-- START Document section --

No cheer for fruit, veg & beer

Conversations | 3rd April 2023 | By Matt Dalgleish

Market Morsel

While the headline monthly inflationary figure shows that prices across most categories are beginning to fall it is still mostly an inflationary outcome for the food & drinks categories reported on by the Australian Bureau of Statistics (ABS). The Fruit & Vegetable category saw the largest price gains for food items from January to February 2023 with a 3.3% increase noted in the index and reversing all of the deflationary movement seen between December 2022 to January 2023.

Alcohol prices also lifted during January, posting a gain of 1.7%. Meanwhile, the Meat & Seafood category saw a very marginal gain of just 0.2%. Dairy prices eased just 0.1% and the Bread & Cereal category saw a 0.2% price decline, not much of a deflationary movement to get too cheerful about.

-- END Document section --
-- START Entries provided --

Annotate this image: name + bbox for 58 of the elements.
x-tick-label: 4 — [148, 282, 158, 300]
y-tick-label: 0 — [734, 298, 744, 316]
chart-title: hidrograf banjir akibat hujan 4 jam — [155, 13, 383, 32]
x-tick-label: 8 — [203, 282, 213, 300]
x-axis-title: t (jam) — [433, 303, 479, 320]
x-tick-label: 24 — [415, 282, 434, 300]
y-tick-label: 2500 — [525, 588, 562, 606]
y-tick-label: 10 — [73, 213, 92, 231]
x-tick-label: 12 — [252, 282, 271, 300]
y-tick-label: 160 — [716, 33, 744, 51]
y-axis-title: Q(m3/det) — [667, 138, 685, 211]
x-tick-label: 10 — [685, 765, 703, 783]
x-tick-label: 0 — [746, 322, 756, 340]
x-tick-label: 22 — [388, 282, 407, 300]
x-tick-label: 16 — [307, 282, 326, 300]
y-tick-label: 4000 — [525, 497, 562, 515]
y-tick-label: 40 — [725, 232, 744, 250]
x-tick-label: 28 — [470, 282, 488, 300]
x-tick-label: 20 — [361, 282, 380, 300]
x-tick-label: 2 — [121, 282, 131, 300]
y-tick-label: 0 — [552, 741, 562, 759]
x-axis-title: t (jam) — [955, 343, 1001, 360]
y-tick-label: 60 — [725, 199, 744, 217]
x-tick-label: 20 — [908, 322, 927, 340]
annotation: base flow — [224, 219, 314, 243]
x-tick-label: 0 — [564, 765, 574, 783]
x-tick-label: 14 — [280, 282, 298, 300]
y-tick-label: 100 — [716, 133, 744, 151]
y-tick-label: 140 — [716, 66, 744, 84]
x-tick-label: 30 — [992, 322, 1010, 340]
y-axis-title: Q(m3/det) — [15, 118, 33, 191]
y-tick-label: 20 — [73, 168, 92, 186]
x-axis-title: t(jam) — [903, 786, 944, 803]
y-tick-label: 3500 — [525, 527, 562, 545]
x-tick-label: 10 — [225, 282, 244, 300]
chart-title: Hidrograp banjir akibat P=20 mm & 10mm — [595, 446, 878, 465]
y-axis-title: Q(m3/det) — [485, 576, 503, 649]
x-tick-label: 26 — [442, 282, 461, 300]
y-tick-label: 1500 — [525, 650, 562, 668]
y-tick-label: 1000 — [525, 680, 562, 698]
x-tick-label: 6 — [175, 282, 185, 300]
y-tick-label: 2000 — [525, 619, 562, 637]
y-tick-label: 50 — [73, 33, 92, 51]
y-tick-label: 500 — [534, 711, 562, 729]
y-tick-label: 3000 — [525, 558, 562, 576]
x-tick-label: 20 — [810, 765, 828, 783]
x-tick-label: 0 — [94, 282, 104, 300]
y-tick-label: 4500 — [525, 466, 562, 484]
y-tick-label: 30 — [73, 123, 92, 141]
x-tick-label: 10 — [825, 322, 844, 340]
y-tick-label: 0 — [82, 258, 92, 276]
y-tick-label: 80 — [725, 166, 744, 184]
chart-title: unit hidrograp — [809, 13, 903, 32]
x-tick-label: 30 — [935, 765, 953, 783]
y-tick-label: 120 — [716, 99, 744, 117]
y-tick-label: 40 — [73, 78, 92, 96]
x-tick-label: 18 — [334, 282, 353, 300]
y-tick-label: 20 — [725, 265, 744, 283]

-- END Entries provided --

Answer these questions from the article on food and drink inflation:
1. By what percentage did the Fruit & Vegetable index rise from January to February 2023?
2. What price gain did the Meat & Seafood category record?
3. By how much did Bread & Cereal prices decline?

1. 3.3%
2. 0.2%
3. 0.2%